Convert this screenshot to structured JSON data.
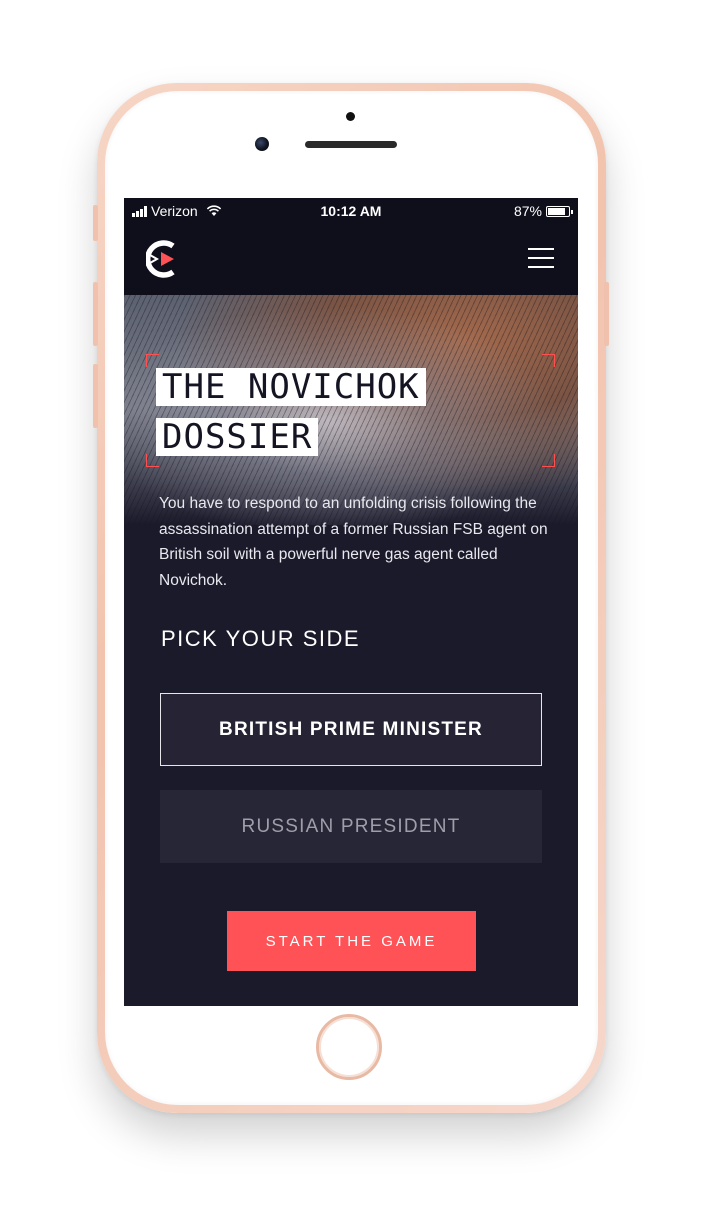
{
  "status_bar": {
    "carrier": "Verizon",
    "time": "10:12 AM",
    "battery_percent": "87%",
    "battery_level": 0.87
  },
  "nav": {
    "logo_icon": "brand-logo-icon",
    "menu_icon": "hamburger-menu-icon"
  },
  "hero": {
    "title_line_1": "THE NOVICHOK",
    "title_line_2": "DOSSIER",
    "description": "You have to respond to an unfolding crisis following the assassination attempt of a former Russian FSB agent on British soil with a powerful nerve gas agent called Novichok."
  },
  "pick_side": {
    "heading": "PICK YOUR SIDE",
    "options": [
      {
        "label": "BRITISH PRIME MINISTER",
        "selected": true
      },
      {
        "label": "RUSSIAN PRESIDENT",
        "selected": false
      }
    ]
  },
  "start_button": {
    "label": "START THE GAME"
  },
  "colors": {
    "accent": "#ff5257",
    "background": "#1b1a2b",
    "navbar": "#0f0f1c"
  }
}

+ + +

DIRECTIONS:
State the count of lines in the data holding the word "icon", adding nothing to it.

THE ANSWER:
2